## WHAT IS NEEDED
Look below and pull out each line with the word "axis".

## DATA IN THIS EXERCISE

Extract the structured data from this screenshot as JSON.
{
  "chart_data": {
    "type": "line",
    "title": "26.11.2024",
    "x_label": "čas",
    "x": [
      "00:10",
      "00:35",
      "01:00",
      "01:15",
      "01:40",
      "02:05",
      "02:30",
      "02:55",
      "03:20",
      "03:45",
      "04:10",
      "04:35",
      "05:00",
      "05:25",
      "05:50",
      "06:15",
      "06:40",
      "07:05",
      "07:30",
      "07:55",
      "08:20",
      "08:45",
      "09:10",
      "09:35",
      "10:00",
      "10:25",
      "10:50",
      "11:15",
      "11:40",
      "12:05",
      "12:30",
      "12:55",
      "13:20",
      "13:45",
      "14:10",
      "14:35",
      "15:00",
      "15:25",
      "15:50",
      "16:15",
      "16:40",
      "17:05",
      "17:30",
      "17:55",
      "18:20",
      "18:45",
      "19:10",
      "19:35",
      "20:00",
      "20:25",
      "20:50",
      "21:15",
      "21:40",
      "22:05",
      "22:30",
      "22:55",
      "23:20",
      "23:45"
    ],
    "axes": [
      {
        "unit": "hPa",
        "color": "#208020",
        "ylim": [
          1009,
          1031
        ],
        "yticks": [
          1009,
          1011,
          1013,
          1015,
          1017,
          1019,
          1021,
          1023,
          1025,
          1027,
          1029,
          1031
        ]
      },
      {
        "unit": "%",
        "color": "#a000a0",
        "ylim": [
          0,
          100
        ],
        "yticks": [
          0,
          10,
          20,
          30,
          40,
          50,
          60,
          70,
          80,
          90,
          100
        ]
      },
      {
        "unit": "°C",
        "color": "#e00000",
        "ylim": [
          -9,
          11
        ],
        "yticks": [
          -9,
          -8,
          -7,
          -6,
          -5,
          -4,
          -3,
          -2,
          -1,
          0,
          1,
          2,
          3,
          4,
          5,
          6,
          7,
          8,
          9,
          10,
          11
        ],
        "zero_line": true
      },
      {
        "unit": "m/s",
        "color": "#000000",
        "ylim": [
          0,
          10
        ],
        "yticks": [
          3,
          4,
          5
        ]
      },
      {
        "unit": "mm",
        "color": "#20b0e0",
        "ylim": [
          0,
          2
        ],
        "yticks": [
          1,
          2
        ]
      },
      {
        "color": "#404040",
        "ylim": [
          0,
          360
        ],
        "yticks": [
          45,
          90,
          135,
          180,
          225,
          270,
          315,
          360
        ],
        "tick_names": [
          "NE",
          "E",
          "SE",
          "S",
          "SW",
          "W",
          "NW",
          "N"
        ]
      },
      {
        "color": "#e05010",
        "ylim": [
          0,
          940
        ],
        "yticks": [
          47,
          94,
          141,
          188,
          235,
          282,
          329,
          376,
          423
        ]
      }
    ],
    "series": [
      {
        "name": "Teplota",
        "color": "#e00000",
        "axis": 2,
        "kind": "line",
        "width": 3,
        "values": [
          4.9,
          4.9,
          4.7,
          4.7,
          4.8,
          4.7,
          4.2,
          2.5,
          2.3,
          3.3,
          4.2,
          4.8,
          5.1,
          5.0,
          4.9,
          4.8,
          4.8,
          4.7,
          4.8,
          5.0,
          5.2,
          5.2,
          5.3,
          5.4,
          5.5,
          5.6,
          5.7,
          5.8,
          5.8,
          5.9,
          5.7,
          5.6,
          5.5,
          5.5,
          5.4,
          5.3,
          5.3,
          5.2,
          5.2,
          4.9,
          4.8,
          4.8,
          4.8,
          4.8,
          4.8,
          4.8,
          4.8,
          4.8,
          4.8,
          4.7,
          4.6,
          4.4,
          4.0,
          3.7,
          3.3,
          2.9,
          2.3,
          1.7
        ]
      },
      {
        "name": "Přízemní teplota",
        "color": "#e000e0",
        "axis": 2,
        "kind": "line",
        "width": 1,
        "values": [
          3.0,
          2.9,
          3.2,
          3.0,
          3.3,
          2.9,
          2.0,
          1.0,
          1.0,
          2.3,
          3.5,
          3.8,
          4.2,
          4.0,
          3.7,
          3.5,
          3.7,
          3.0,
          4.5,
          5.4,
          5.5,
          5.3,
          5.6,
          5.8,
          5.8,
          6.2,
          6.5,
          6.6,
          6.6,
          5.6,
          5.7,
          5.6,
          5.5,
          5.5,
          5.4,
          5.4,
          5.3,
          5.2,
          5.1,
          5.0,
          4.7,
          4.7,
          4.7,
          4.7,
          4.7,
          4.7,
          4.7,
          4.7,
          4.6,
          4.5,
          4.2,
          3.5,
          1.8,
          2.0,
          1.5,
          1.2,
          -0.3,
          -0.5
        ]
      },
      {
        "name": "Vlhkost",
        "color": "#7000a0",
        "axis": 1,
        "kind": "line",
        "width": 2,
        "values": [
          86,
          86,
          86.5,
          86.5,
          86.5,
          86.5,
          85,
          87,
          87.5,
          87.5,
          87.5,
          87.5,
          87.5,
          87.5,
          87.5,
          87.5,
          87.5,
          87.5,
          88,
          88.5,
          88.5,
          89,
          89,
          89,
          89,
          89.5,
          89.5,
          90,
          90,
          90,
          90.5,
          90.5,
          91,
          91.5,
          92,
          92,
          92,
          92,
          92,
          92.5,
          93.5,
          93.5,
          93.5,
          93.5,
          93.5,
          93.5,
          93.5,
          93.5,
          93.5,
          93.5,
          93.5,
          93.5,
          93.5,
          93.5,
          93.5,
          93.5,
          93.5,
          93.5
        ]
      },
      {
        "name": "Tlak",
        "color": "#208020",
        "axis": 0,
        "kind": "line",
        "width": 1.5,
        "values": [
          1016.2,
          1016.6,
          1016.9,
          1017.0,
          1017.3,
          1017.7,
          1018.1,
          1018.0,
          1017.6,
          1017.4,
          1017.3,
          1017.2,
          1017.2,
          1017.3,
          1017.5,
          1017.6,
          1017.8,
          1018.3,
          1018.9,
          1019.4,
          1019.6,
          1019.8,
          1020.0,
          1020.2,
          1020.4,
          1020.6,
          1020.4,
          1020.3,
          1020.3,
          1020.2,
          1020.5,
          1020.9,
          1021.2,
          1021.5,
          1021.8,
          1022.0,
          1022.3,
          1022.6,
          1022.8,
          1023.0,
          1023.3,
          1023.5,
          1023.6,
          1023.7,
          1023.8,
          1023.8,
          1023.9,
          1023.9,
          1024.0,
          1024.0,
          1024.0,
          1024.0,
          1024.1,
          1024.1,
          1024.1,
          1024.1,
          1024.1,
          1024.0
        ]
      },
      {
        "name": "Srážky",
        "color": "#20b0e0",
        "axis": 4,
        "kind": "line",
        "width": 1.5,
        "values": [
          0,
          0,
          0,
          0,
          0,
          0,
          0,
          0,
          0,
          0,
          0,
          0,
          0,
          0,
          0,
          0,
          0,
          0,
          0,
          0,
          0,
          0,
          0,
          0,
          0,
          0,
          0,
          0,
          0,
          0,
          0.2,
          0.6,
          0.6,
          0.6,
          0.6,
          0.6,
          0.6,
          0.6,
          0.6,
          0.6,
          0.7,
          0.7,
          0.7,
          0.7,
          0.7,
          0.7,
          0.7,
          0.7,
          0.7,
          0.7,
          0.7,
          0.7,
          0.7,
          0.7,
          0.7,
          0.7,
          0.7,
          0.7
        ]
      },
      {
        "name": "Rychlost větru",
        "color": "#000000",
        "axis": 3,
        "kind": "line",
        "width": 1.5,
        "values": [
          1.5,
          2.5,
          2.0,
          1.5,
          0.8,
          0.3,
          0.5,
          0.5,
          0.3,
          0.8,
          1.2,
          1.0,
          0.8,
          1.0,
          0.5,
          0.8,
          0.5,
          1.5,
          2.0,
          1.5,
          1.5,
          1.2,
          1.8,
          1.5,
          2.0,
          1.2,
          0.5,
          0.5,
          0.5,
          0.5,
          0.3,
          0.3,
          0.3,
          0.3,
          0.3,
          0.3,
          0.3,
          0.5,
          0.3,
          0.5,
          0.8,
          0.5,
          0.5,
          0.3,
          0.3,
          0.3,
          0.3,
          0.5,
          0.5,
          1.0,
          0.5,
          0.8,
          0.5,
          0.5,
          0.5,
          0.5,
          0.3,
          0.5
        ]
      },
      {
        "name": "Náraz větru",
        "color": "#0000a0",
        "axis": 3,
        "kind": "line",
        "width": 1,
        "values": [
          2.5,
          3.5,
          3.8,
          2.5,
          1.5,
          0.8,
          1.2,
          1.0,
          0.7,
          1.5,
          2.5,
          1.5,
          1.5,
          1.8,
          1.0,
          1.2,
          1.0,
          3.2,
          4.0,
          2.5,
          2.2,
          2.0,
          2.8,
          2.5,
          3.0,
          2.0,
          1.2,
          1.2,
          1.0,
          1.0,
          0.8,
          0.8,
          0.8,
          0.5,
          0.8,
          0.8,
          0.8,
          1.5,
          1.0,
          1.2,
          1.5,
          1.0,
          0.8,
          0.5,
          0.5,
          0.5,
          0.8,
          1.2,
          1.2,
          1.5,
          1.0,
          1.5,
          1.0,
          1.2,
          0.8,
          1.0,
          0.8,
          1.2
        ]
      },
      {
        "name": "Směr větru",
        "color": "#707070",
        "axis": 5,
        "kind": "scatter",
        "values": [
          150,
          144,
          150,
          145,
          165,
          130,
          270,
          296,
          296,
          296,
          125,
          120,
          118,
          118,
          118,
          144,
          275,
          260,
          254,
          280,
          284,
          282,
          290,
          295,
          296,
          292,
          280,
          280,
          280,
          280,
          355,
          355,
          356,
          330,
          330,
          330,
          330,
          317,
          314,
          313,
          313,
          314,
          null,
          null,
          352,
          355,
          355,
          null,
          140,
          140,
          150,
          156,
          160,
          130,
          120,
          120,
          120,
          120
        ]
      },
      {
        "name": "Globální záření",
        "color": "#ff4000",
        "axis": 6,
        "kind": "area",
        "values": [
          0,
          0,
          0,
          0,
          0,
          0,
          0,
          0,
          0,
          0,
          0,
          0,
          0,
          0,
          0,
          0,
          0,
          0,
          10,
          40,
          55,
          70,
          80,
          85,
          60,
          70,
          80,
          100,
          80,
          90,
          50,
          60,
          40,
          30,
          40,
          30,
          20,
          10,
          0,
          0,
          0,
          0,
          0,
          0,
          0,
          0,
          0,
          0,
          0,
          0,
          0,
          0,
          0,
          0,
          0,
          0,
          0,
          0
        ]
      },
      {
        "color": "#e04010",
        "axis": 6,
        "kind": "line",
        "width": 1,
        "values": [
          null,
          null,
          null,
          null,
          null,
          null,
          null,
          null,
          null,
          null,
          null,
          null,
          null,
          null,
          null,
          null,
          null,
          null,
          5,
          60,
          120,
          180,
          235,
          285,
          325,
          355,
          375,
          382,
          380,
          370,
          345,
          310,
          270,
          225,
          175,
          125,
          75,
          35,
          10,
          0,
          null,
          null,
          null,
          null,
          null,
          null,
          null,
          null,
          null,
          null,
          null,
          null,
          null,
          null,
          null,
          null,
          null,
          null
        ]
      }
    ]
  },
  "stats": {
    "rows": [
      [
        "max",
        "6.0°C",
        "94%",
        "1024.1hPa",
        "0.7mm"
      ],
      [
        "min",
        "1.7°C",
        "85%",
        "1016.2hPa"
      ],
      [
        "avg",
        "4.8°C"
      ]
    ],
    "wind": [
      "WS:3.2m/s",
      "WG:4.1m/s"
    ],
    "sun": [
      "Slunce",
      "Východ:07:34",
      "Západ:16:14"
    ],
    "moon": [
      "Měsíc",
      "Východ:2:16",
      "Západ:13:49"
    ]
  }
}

## RESPONSE TO THE TASK
        "axis": 2,
        "axis": 2,
        "axis": 1,
        "axis": 0,
        "axis": 4,
        "axis": 3,
        "axis": 3,
        "axis": 5,
        "axis": 6,
        "axis": 6,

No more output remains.